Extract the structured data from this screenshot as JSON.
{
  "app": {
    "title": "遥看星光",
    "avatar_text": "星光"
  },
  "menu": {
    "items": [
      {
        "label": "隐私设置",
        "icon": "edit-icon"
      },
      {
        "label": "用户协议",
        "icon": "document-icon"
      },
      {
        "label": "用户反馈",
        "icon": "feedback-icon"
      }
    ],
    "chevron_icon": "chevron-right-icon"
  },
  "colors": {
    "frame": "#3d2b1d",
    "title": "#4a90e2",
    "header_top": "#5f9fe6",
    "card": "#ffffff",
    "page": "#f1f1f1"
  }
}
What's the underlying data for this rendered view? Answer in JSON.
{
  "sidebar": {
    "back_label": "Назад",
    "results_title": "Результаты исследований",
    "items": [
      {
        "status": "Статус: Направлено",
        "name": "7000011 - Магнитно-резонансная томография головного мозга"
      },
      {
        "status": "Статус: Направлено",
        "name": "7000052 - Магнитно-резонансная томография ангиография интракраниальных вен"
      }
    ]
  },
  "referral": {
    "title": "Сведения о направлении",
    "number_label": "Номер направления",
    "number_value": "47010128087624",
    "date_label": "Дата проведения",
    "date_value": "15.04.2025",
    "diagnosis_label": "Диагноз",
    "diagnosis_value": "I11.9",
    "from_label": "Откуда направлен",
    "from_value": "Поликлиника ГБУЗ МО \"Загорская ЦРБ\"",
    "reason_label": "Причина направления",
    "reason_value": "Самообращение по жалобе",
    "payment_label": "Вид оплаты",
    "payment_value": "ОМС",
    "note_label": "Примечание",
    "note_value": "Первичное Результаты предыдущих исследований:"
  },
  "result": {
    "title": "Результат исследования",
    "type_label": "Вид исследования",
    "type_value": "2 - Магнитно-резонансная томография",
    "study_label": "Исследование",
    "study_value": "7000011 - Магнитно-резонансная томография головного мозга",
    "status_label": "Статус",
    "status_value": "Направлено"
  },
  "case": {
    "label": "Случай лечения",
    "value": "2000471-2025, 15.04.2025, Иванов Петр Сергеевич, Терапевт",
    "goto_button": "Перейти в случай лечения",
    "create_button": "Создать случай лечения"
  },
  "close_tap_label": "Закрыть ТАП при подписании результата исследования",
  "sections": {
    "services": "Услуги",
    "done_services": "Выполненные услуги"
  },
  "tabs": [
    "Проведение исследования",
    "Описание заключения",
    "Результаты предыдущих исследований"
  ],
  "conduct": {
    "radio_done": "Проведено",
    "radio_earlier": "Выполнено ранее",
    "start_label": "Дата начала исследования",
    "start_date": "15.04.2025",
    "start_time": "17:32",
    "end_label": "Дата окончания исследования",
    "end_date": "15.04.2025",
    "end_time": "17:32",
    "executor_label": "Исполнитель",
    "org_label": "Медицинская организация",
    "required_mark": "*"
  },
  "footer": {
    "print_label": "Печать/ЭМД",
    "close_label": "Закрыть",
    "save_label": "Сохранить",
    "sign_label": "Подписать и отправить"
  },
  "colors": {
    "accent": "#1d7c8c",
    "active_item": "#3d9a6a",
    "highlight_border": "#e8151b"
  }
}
********
* [Required task]
Go through the records and copy each line with "лечения" in it.

* [Exercise response]
    "label": "Случай лечения",
    "goto_button": "Перейти в случай лечения",
    "create_button": "Создать случай лечения"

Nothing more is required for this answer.